- _Short problem_
What follows is a listing. Return every line of it exactly.

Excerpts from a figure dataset
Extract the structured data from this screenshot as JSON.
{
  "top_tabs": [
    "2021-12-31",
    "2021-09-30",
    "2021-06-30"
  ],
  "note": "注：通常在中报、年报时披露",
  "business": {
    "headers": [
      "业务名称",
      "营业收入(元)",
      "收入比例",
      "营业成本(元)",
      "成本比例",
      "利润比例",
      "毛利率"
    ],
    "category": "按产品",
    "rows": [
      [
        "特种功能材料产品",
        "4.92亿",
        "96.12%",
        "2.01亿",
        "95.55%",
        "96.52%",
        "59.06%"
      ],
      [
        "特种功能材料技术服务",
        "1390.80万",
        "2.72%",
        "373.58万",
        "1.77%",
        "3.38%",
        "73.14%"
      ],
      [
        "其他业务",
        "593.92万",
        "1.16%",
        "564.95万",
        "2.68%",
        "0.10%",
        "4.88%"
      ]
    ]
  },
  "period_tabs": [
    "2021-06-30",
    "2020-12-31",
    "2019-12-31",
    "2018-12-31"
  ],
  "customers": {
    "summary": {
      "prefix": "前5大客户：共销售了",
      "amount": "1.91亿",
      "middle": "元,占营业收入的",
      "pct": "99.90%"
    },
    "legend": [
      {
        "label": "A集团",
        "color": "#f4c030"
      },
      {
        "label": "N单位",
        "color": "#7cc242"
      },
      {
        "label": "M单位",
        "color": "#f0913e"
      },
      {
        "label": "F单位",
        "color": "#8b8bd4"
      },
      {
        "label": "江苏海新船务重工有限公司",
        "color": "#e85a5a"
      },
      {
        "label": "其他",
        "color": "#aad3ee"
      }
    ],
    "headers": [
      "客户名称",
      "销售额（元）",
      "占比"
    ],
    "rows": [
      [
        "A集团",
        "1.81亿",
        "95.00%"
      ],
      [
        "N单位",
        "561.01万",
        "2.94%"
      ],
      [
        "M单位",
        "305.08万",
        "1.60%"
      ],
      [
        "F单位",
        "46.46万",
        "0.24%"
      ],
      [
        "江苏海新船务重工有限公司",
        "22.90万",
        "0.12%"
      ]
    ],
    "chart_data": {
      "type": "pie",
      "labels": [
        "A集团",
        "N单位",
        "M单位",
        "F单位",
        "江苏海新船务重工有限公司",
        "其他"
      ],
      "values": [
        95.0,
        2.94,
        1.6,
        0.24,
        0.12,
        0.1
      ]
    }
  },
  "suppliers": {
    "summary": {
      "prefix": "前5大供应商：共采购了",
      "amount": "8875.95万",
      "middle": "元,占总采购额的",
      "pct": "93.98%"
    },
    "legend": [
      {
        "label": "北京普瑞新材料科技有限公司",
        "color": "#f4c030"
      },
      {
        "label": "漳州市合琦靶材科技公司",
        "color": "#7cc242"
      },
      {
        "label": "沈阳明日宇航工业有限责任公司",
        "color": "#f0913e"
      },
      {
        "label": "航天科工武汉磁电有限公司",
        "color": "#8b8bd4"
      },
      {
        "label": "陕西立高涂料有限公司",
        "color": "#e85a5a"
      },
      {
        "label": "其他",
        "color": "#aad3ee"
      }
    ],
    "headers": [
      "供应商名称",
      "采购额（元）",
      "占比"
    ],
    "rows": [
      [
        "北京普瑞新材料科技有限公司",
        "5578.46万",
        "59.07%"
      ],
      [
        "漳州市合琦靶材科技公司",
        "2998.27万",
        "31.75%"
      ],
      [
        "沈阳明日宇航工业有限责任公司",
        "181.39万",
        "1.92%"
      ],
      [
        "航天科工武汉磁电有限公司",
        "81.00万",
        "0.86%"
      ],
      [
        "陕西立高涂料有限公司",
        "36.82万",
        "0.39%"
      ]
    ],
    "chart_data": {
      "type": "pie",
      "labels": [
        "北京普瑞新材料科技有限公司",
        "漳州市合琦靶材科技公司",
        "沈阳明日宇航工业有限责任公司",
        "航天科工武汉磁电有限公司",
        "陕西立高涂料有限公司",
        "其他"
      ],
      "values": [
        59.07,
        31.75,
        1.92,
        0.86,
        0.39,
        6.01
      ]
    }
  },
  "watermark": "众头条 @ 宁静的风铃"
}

- _Task answer_
Extract the structured data from this screenshot as JSON.
{
  "top_tabs": [
    "2021-12-31",
    "2021-09-30",
    "2021-06-30"
  ],
  "note": "注：通常在中报、年报时披露",
  "business": {
    "headers": [
      "业务名称",
      "营业收入(元)",
      "收入比例",
      "营业成本(元)",
      "成本比例",
      "利润比例",
      "毛利率"
    ],
    "category": "按产品",
    "rows": [
      [
        "特种功能材料产品",
        "4.92亿",
        "96.12%",
        "2.01亿",
        "95.55%",
        "96.52%",
        "59.06%"
      ],
      [
        "特种功能材料技术服务",
        "1390.80万",
        "2.72%",
        "373.58万",
        "1.77%",
        "3.38%",
        "73.14%"
      ],
      [
        "其他业务",
        "593.92万",
        "1.16%",
        "564.95万",
        "2.68%",
        "0.10%",
        "4.88%"
      ]
    ]
  },
  "period_tabs": [
    "2021-06-30",
    "2020-12-31",
    "2019-12-31",
    "2018-12-31"
  ],
  "customers": {
    "summary": {
      "prefix": "前5大客户：共销售了",
      "amount": "1.91亿",
      "middle": "元,占营业收入的",
      "pct": "99.90%"
    },
    "legend": [
      {
        "label": "A集团",
        "color": "#f4c030"
      },
      {
        "label": "N单位",
        "color": "#7cc242"
      },
      {
        "label": "M单位",
        "color": "#f0913e"
      },
      {
        "label": "F单位",
        "color": "#8b8bd4"
      },
      {
        "label": "江苏海新船务重工有限公司",
        "color": "#e85a5a"
      },
      {
        "label": "其他",
        "color": "#aad3ee"
      }
    ],
    "headers": [
      "客户名称",
      "销售额（元）",
      "占比"
    ],
    "rows": [
      [
        "A集团",
        "1.81亿",
        "95.00%"
      ],
      [
        "N单位",
        "561.01万",
        "2.94%"
      ],
      [
        "M单位",
        "305.08万",
        "1.60%"
      ],
      [
        "F单位",
        "46.46万",
        "0.24%"
      ],
      [
        "江苏海新船务重工有限公司",
        "22.90万",
        "0.12%"
      ]
    ],
    "chart_data": {
      "type": "pie",
      "labels": [
        "A集团",
        "N单位",
        "M单位",
        "F单位",
        "江苏海新船务重工有限公司",
        "其他"
      ],
      "values": [
        95.0,
        2.94,
        1.6,
        0.24,
        0.12,
        0.1
      ]
    }
  },
  "suppliers": {
    "summary": {
      "prefix": "前5大供应商：共采购了",
      "amount": "8875.95万",
      "middle": "元,占总采购额的",
      "pct": "93.98%"
    },
    "legend": [
      {
        "label": "北京普瑞新材料科技有限公司",
        "color": "#f4c030"
      },
      {
        "label": "漳州市合琦靶材科技公司",
        "color": "#7cc242"
      },
      {
        "label": "沈阳明日宇航工业有限责任公司",
        "color": "#f0913e"
      },
      {
        "label": "航天科工武汉磁电有限公司",
        "color": "#8b8bd4"
      },
      {
        "label": "陕西立高涂料有限公司",
        "color": "#e85a5a"
      },
      {
        "label": "其他",
        "color": "#aad3ee"
      }
    ],
    "headers": [
      "供应商名称",
      "采购额（元）",
      "占比"
    ],
    "rows": [
      [
        "北京普瑞新材料科技有限公司",
        "5578.46万",
        "59.07%"
      ],
      [
        "漳州市合琦靶材科技公司",
        "2998.27万",
        "31.75%"
      ],
      [
        "沈阳明日宇航工业有限责任公司",
        "181.39万",
        "1.92%"
      ],
      [
        "航天科工武汉磁电有限公司",
        "81.00万",
        "0.86%"
      ],
      [
        "陕西立高涂料有限公司",
        "36.82万",
        "0.39%"
      ]
    ],
    "chart_data": {
      "type": "pie",
      "labels": [
        "北京普瑞新材料科技有限公司",
        "漳州市合琦靶材科技公司",
        "沈阳明日宇航工业有限责任公司",
        "航天科工武汉磁电有限公司",
        "陕西立高涂料有限公司",
        "其他"
      ],
      "values": [
        59.07,
        31.75,
        1.92,
        0.86,
        0.39,
        6.01
      ]
    }
  },
  "watermark": "众头条 @ 宁静的风铃"
}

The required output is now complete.